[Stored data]

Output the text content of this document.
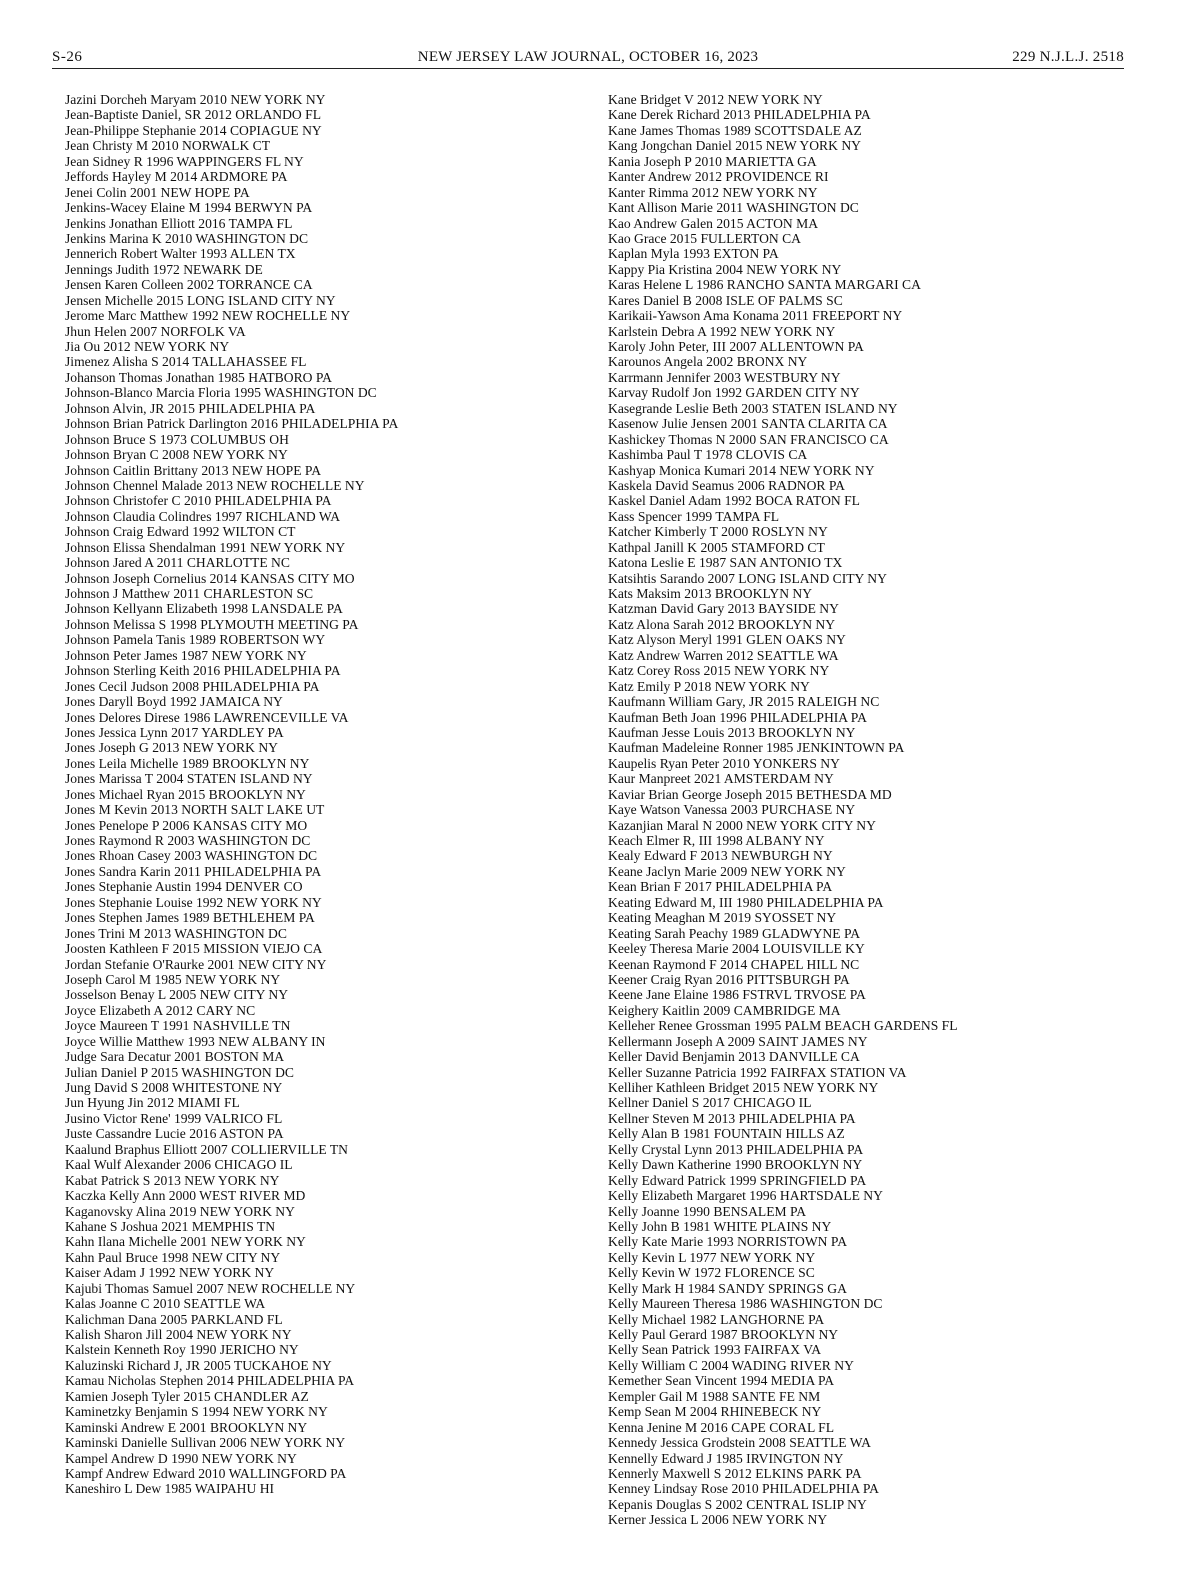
NEW JERSEY LAW JOURNAL, OCTOBER 16, 2023
S-26	229 N.J.L.J. 2518
Jazini Dorcheh Maryam 2010 NEW YORK NY
Jean-Baptiste Daniel, SR 2012 ORLANDO FL
Jean-Philippe Stephanie 2014 COPIAGUE NY
Jean Christy M 2010 NORWALK CT
Jean Sidney R 1996 WAPPINGERS FL NY
Jeffords Hayley M 2014 ARDMORE PA
Jenei Colin 2001 NEW HOPE PA
Jenkins-Wacey Elaine M 1994 BERWYN PA
Jenkins Jonathan Elliott 2016 TAMPA FL
Jenkins Marina K 2010 WASHINGTON DC
Jennerich Robert Walter 1993 ALLEN TX
Jennings Judith 1972 NEWARK DE
Jensen Karen Colleen 2002 TORRANCE CA
Jensen Michelle 2015 LONG ISLAND CITY NY
Jerome Marc Matthew 1992 NEW ROCHELLE NY
Jhun Helen 2007 NORFOLK VA
Jia Ou 2012 NEW YORK NY
Jimenez Alisha S 2014 TALLAHASSEE FL
Johanson Thomas Jonathan 1985 HATBORO PA
Johnson-Blanco Marcia Floria 1995 WASHINGTON DC
Johnson Alvin, JR 2015 PHILADELPHIA PA
Johnson Brian Patrick Darlington 2016 PHILADELPHIA PA
Johnson Bruce S 1973 COLUMBUS OH
Johnson Bryan C 2008 NEW YORK NY
Johnson Caitlin Brittany 2013 NEW HOPE PA
Johnson Chennel Malade 2013 NEW ROCHELLE NY
Johnson Christofer C 2010 PHILADELPHIA PA
Johnson Claudia Colindres 1997 RICHLAND WA
Johnson Craig Edward 1992 WILTON CT
Johnson Elissa Shendalman 1991 NEW YORK NY
Johnson Jared A 2011 CHARLOTTE NC
Johnson Joseph Cornelius 2014 KANSAS CITY MO
Johnson J Matthew 2011 CHARLESTON SC
Johnson Kellyann Elizabeth 1998 LANSDALE PA
Johnson Melissa S 1998 PLYMOUTH MEETING PA
Johnson Pamela Tanis 1989 ROBERTSON WY
Johnson Peter James 1987 NEW YORK NY
Johnson Sterling Keith 2016 PHILADELPHIA PA
Jones Cecil Judson 2008 PHILADELPHIA PA
Jones Daryll Boyd 1992 JAMAICA NY
Jones Delores Direse 1986 LAWRENCEVILLE VA
Jones Jessica Lynn 2017 YARDLEY PA
Jones Joseph G 2013 NEW YORK NY
Jones Leila Michelle 1989 BROOKLYN NY
Jones Marissa T 2004 STATEN ISLAND NY
Jones Michael Ryan 2015 BROOKLYN NY
Jones M Kevin 2013 NORTH SALT LAKE UT
Jones Penelope P 2006 KANSAS CITY MO
Jones Raymond R 2003 WASHINGTON DC
Jones Rhoan Casey 2003 WASHINGTON DC
Jones Sandra Karin 2011 PHILADELPHIA PA
Jones Stephanie Austin 1994 DENVER CO
Jones Stephanie Louise 1992 NEW YORK NY
Jones Stephen James 1989 BETHLEHEM PA
Jones Trini M 2013 WASHINGTON DC
Joosten Kathleen F 2015 MISSION VIEJO CA
Jordan Stefanie O'Raurke 2001 NEW CITY NY
Joseph Carol M 1985 NEW YORK NY
Josselson Benay L 2005 NEW CITY NY
Joyce Elizabeth A 2012 CARY NC
Joyce Maureen T 1991 NASHVILLE TN
Joyce Willie Matthew 1993 NEW ALBANY IN
Judge Sara Decatur 2001 BOSTON MA
Julian Daniel P 2015 WASHINGTON DC
Jung David S 2008 WHITESTONE NY
Jun Hyung Jin 2012 MIAMI FL
Jusino Victor Rene' 1999 VALRICO FL
Juste Cassandre Lucie 2016 ASTON PA
Kaalund Braphus Elliott 2007 COLLIERVILLE TN
Kaal Wulf Alexander 2006 CHICAGO IL
Kabat Patrick S 2013 NEW YORK NY
Kaczka Kelly Ann 2000 WEST RIVER MD
Kaganovsky Alina 2019 NEW YORK NY
Kahane S Joshua 2021 MEMPHIS TN
Kahn Ilana Michelle 2001 NEW YORK NY
Kahn Paul Bruce 1998 NEW CITY NY
Kaiser Adam J 1992 NEW YORK NY
Kajubi Thomas Samuel 2007 NEW ROCHELLE NY
Kalas Joanne C 2010 SEATTLE WA
Kalichman Dana 2005 PARKLAND FL
Kalish Sharon Jill 2004 NEW YORK NY
Kalstein Kenneth Roy 1990 JERICHO NY
Kaluzinski Richard J, JR 2005 TUCKAHOE NY
Kamau Nicholas Stephen 2014 PHILADELPHIA PA
Kamien Joseph Tyler 2015 CHANDLER AZ
Kaminetzky Benjamin S 1994 NEW YORK NY
Kaminski Andrew E 2001 BROOKLYN NY
Kaminski Danielle Sullivan 2006 NEW YORK NY
Kampel Andrew D 1990 NEW YORK NY
Kampf Andrew Edward 2010 WALLINGFORD PA
Kaneshiro L Dew 1985 WAIPAHU HI
Kane Bridget V 2012 NEW YORK NY
Kane Derek Richard 2013 PHILADELPHIA PA
Kane James Thomas 1989 SCOTTSDALE AZ
Kang Jongchan Daniel 2015 NEW YORK NY
Kania Joseph P 2010 MARIETTA GA
Kanter Andrew 2012 PROVIDENCE RI
Kanter Rimma 2012 NEW YORK NY
Kant Allison Marie 2011 WASHINGTON DC
Kao Andrew Galen 2015 ACTON MA
Kao Grace 2015 FULLERTON CA
Kaplan Myla 1993 EXTON PA
Kappy Pia Kristina 2004 NEW YORK NY
Karas Helene L 1986 RANCHO SANTA MARGARI CA
Kares Daniel B 2008 ISLE OF PALMS SC
Karikaii-Yawson Ama Konama 2011 FREEPORT NY
Karlstein Debra A 1992 NEW YORK NY
Karoly John Peter, III 2007 ALLENTOWN PA
Karounos Angela 2002 BRONX NY
Karrmann Jennifer 2003 WESTBURY NY
Karvay Rudolf Jon 1992 GARDEN CITY NY
Kasegrande Leslie Beth 2003 STATEN ISLAND NY
Kasenow Julie Jensen 2001 SANTA CLARITA CA
Kashickey Thomas N 2000 SAN FRANCISCO CA
Kashimba Paul T 1978 CLOVIS CA
Kashyap Monica Kumari 2014 NEW YORK NY
Kaskela David Seamus 2006 RADNOR PA
Kaskel Daniel Adam 1992 BOCA RATON FL
Kass Spencer 1999 TAMPA FL
Katcher Kimberly T 2000 ROSLYN NY
Kathpal Janill K 2005 STAMFORD CT
Katona Leslie E 1987 SAN ANTONIO TX
Katsihtis Sarando 2007 LONG ISLAND CITY NY
Kats Maksim 2013 BROOKLYN NY
Katzman David Gary 2013 BAYSIDE NY
Katz Alona Sarah 2012 BROOKLYN NY
Katz Alyson Meryl 1991 GLEN OAKS NY
Katz Andrew Warren 2012 SEATTLE WA
Katz Corey Ross 2015 NEW YORK NY
Katz Emily P 2018 NEW YORK NY
Kaufmann William Gary, JR 2015 RALEIGH NC
Kaufman Beth Joan 1996 PHILADELPHIA PA
Kaufman Jesse Louis 2013 BROOKLYN NY
Kaufman Madeleine Ronner 1985 JENKINTOWN PA
Kaupelis Ryan Peter 2010 YONKERS NY
Kaur Manpreet 2021 AMSTERDAM NY
Kaviar Brian George Joseph 2015 BETHESDA MD
Kaye Watson Vanessa 2003 PURCHASE NY
Kazanjian Maral N 2000 NEW YORK CITY NY
Keach Elmer R, III 1998 ALBANY NY
Kealy Edward F 2013 NEWBURGH NY
Keane Jaclyn Marie 2009 NEW YORK NY
Kean Brian F 2017 PHILADELPHIA PA
Keating Edward M, III 1980 PHILADELPHIA PA
Keating Meaghan M 2019 SYOSSET NY
Keating Sarah Peachy 1989 GLADWYNE PA
Keeley Theresa Marie 2004 LOUISVILLE KY
Keenan Raymond F 2014 CHAPEL HILL NC
Keener Craig Ryan 2016 PITTSBURGH PA
Keene Jane Elaine 1986 FSTRVL TRVOSE PA
Keighery Kaitlin 2009 CAMBRIDGE MA
Kelleher Renee Grossman 1995 PALM BEACH GARDENS FL
Kellermann Joseph A 2009 SAINT JAMES NY
Keller David Benjamin 2013 DANVILLE CA
Keller Suzanne Patricia 1992 FAIRFAX STATION VA
Kelliher Kathleen Bridget 2015 NEW YORK NY
Kellner Daniel S 2017 CHICAGO IL
Kellner Steven M 2013 PHILADELPHIA PA
Kelly Alan B 1981 FOUNTAIN HILLS AZ
Kelly Crystal Lynn 2013 PHILADELPHIA PA
Kelly Dawn Katherine 1990 BROOKLYN NY
Kelly Edward Patrick 1999 SPRINGFIELD PA
Kelly Elizabeth Margaret 1996 HARTSDALE NY
Kelly Joanne 1990 BENSALEM PA
Kelly John B 1981 WHITE PLAINS NY
Kelly Kate Marie 1993 NORRISTOWN PA
Kelly Kevin L 1977 NEW YORK NY
Kelly Kevin W 1972 FLORENCE SC
Kelly Mark H 1984 SANDY SPRINGS GA
Kelly Maureen Theresa 1986 WASHINGTON DC
Kelly Michael 1982 LANGHORNE PA
Kelly Paul Gerard 1987 BROOKLYN NY
Kelly Sean Patrick 1993 FAIRFAX VA
Kelly William C 2004 WADING RIVER NY
Kemether Sean Vincent 1994 MEDIA PA
Kempler Gail M 1988 SANTE FE NM
Kemp Sean M 2004 RHINEBECK NY
Kenna Jenine M 2016 CAPE CORAL FL
Kennedy Jessica Grodstein 2008 SEATTLE WA
Kennelly Edward J 1985 IRVINGTON NY
Kennerly Maxwell S 2012 ELKINS PARK PA
Kenney Lindsay Rose 2010 PHILADELPHIA PA
Kepanis Douglas S 2002 CENTRAL ISLIP NY
Kerner Jessica L 2006 NEW YORK NY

_Problem to solve_. Gather each line from the listing above that holds "Sarah".

_Reply_.
Katz Alona Sarah 2012 BROOKLYN NY
Keating Sarah Peachy 1989 GLADWYNE PA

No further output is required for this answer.